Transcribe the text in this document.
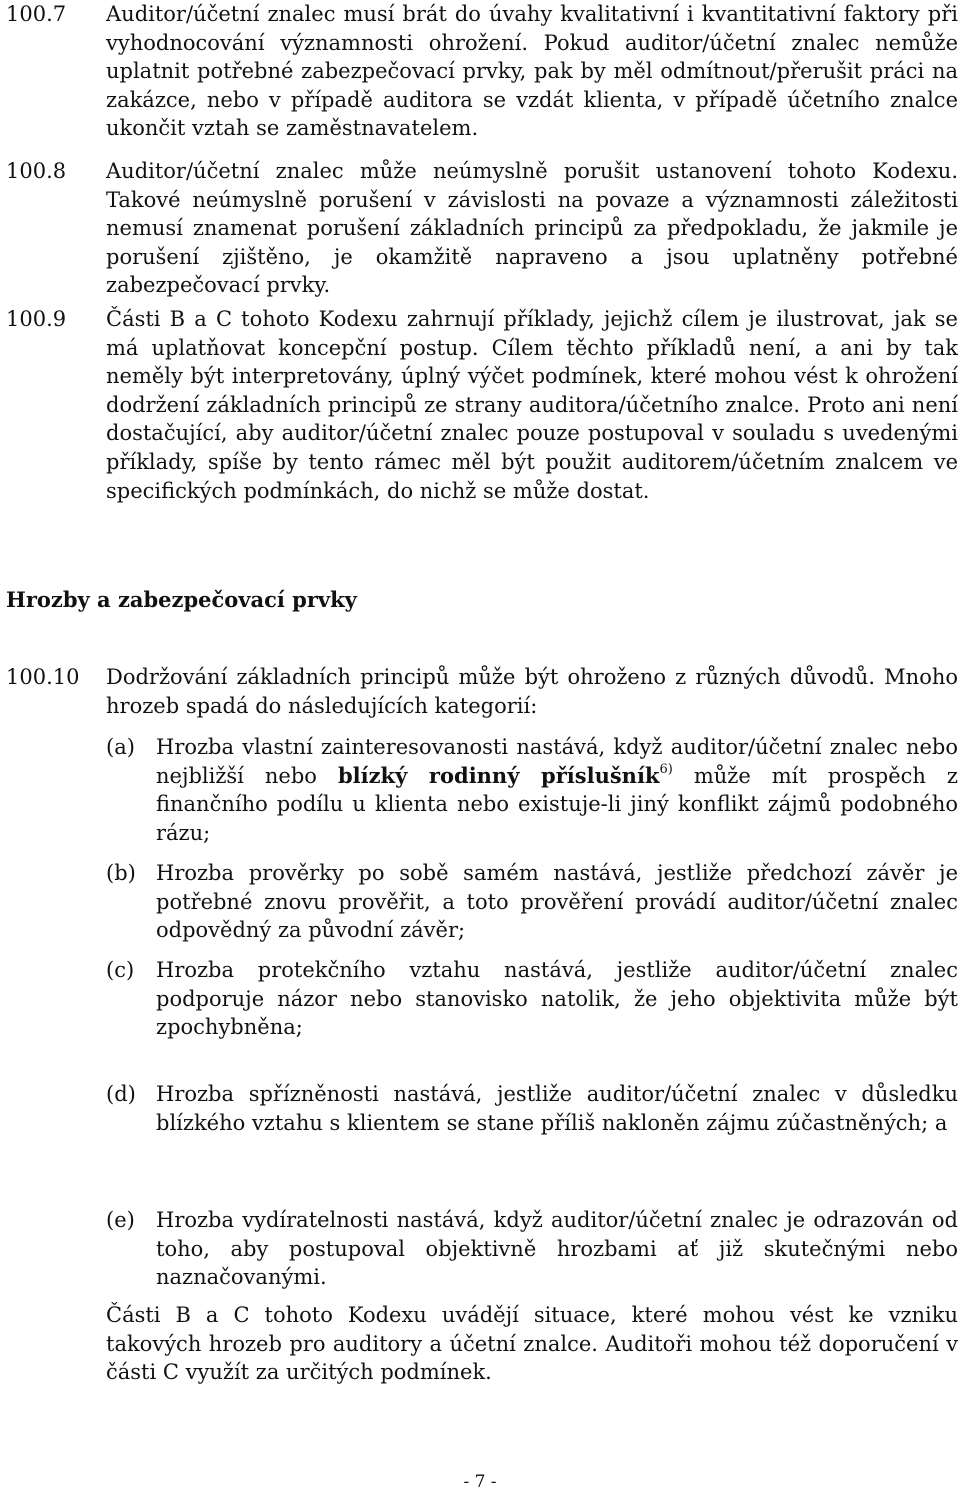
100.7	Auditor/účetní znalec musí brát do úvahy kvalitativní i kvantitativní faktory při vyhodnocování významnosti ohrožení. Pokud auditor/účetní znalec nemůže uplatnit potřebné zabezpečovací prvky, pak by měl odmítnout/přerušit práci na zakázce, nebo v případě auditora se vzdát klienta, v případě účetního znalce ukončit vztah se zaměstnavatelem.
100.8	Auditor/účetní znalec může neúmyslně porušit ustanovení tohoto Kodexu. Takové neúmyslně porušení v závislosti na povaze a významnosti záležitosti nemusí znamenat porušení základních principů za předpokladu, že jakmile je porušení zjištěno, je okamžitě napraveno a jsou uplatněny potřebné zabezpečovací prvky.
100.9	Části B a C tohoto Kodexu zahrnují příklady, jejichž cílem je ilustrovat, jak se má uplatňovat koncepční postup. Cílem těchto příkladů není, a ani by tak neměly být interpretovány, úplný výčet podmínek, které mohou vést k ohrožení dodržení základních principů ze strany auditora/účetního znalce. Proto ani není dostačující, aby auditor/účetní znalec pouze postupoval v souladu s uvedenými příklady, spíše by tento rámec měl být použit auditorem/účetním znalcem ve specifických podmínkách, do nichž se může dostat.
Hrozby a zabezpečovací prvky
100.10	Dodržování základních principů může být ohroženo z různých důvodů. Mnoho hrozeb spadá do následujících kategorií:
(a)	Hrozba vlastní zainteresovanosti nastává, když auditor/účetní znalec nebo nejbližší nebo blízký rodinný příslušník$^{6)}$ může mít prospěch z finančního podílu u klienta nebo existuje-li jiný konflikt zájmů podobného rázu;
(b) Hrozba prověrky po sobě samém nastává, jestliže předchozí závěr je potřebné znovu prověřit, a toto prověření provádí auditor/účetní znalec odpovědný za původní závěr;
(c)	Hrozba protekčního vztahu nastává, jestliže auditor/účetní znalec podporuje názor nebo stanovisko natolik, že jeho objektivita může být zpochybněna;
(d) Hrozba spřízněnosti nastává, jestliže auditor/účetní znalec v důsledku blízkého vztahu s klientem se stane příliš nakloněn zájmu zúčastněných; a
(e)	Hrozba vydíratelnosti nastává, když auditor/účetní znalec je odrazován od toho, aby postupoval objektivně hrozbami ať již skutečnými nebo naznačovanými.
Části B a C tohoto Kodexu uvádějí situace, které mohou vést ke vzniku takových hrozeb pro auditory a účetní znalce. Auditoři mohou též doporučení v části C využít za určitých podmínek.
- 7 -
· · · ·
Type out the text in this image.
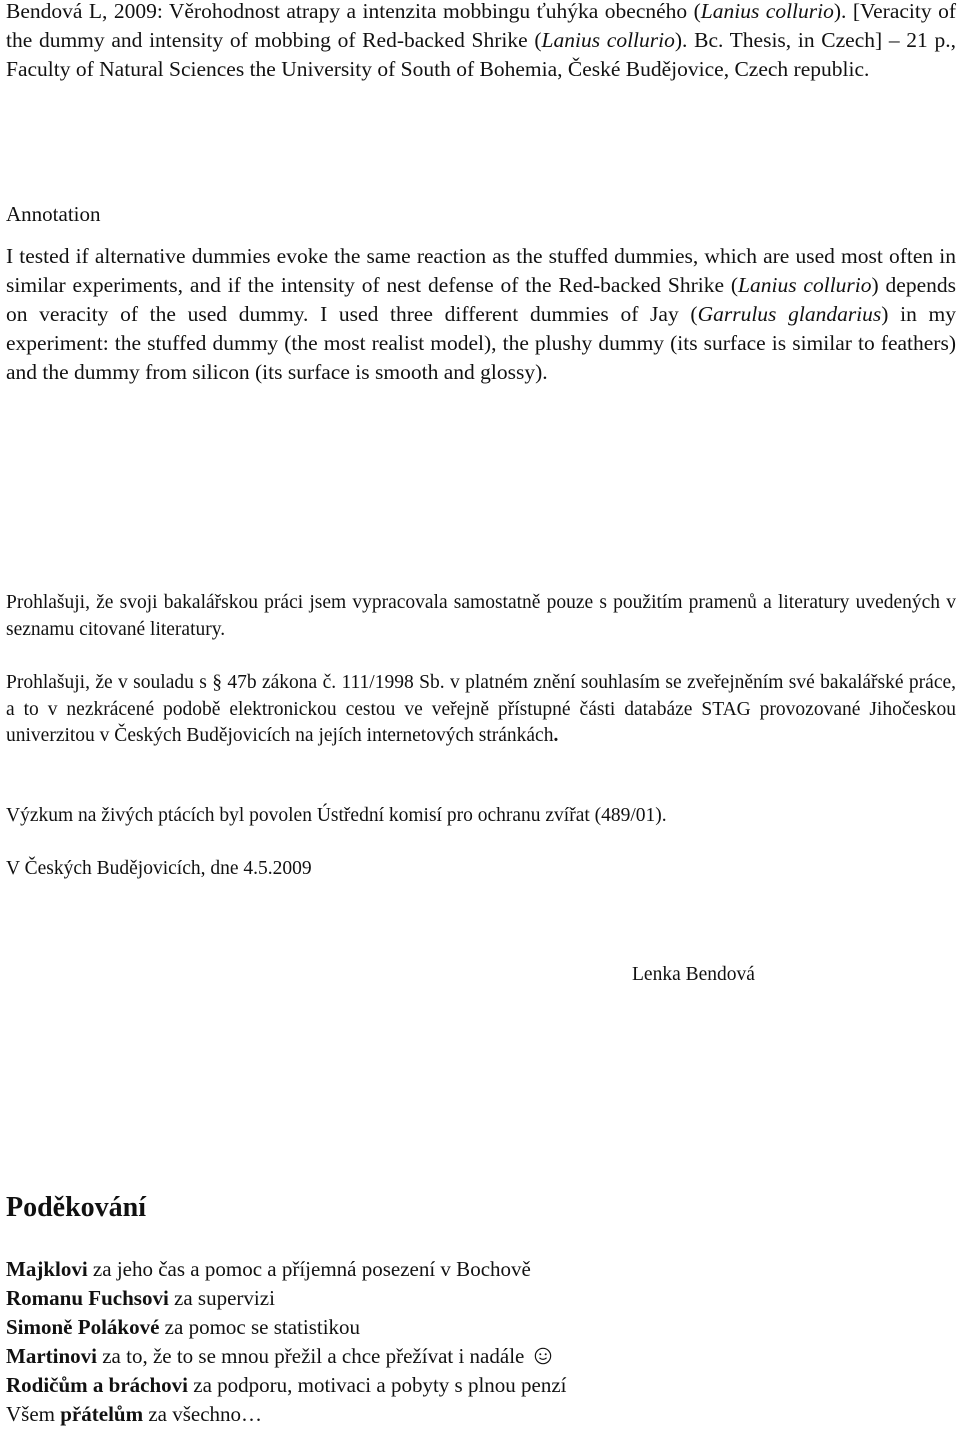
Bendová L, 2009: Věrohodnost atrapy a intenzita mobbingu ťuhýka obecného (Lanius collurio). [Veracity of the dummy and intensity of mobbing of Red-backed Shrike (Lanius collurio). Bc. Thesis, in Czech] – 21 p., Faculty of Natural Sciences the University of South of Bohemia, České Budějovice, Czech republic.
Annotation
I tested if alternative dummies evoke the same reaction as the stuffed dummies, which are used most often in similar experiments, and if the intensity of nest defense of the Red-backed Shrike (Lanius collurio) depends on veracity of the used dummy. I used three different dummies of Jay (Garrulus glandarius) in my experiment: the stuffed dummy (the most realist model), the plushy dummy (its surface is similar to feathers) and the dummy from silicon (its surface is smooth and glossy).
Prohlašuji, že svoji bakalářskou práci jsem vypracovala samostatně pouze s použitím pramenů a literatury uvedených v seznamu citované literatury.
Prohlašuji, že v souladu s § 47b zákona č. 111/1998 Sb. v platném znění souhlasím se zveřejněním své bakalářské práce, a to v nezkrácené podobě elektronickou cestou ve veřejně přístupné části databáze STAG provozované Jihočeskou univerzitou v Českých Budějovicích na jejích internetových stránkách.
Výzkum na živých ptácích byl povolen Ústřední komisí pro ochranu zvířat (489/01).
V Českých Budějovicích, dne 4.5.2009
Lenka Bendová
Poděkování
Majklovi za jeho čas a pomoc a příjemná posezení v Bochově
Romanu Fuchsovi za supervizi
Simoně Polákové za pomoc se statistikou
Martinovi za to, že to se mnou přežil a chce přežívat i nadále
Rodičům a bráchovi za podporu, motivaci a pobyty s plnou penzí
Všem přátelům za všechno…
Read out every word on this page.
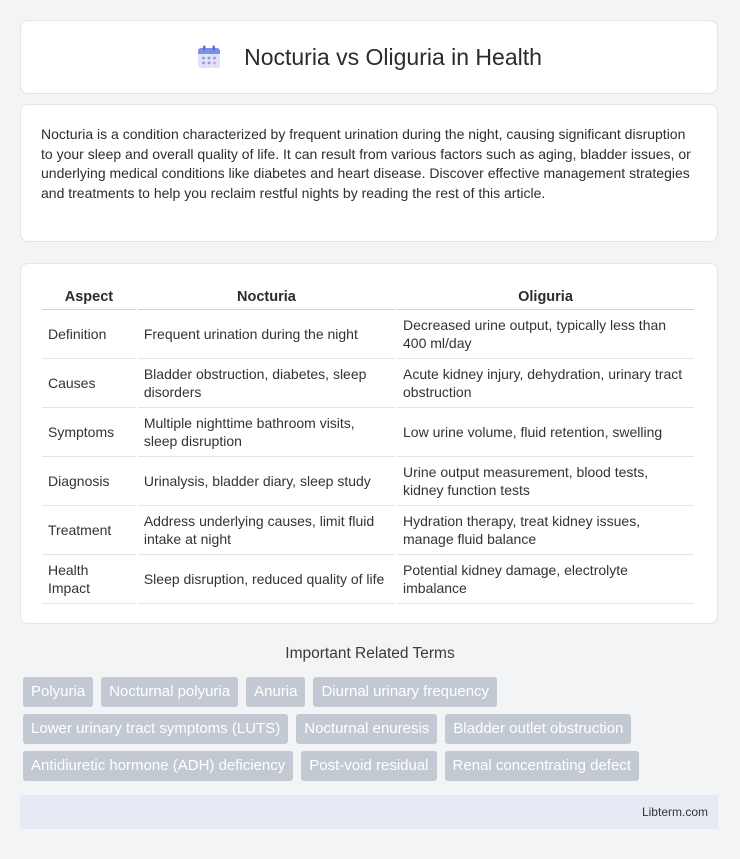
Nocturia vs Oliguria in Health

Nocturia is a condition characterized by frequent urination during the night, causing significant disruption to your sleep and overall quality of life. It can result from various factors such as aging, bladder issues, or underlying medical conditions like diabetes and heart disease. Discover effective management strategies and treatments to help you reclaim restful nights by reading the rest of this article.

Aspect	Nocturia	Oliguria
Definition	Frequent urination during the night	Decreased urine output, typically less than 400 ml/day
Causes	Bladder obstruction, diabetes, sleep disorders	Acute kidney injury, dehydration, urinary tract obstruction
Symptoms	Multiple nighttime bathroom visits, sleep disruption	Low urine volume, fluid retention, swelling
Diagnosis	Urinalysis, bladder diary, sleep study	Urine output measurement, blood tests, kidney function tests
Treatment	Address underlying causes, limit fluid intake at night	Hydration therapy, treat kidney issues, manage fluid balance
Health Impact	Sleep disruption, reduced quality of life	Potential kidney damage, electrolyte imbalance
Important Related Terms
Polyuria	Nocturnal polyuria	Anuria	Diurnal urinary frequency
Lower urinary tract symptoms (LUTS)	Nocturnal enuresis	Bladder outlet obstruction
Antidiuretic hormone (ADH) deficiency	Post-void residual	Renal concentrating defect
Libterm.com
· · · ·
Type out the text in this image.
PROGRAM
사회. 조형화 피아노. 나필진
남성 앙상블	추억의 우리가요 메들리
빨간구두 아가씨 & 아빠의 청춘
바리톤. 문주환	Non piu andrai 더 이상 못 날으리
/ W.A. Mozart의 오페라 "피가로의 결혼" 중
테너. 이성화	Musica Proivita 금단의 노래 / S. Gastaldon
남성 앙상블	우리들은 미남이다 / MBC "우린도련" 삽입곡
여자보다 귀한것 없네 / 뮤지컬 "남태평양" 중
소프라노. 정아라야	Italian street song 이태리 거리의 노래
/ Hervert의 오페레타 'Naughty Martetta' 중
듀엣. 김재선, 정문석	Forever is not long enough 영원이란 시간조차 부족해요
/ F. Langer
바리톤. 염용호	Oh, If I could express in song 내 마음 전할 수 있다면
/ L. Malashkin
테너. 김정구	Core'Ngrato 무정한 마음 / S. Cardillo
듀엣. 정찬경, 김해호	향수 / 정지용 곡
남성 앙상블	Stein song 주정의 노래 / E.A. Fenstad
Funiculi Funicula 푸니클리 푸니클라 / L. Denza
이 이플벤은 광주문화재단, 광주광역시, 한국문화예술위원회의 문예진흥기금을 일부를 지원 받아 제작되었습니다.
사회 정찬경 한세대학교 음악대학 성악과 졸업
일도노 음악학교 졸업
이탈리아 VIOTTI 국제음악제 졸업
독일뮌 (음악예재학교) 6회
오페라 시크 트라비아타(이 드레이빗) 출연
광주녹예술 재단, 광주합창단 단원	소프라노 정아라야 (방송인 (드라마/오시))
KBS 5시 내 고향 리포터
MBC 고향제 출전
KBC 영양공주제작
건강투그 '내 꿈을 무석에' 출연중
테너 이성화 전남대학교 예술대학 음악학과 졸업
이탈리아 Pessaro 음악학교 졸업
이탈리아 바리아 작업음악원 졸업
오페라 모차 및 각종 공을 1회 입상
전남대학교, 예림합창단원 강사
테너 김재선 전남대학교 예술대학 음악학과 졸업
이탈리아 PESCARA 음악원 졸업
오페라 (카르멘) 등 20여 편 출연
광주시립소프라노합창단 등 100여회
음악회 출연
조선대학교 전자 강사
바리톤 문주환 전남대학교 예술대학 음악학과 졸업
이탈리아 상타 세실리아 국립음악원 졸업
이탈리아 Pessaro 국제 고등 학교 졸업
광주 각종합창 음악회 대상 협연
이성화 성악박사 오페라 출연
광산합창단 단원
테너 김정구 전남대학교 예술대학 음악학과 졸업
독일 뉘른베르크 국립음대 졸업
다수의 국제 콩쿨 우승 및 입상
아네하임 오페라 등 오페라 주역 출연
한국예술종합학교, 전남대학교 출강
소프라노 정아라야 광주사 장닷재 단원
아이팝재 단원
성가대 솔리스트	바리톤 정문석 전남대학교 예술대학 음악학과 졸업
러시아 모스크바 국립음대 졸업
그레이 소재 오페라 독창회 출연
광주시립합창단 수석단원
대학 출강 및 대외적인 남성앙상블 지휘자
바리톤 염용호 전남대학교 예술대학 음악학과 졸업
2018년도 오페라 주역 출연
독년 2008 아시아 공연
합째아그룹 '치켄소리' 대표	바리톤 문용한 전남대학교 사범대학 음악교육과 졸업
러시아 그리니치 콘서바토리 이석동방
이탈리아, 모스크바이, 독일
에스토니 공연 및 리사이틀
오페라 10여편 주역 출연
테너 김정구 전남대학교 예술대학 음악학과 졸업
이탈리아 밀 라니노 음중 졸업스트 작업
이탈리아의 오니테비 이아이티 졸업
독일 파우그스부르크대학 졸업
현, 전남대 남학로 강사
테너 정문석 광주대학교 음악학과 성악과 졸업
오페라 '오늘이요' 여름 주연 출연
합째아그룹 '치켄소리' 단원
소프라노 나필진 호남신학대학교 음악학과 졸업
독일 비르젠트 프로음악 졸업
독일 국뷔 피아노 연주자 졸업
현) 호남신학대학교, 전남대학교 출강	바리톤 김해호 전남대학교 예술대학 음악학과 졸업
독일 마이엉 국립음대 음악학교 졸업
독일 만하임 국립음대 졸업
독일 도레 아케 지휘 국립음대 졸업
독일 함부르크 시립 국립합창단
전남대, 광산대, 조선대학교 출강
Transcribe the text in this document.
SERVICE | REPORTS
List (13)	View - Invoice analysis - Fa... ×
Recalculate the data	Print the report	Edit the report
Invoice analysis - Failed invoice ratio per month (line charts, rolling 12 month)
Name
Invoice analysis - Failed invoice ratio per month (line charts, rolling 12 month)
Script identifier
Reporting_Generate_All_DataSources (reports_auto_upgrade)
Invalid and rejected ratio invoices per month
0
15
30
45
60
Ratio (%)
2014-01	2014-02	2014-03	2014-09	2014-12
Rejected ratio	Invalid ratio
· · · ·
(SET EXERCISE)
Of the lines in this listing, report how many contain the string "Bendová", and give the number only.

(EXPECTED ANSWER)
2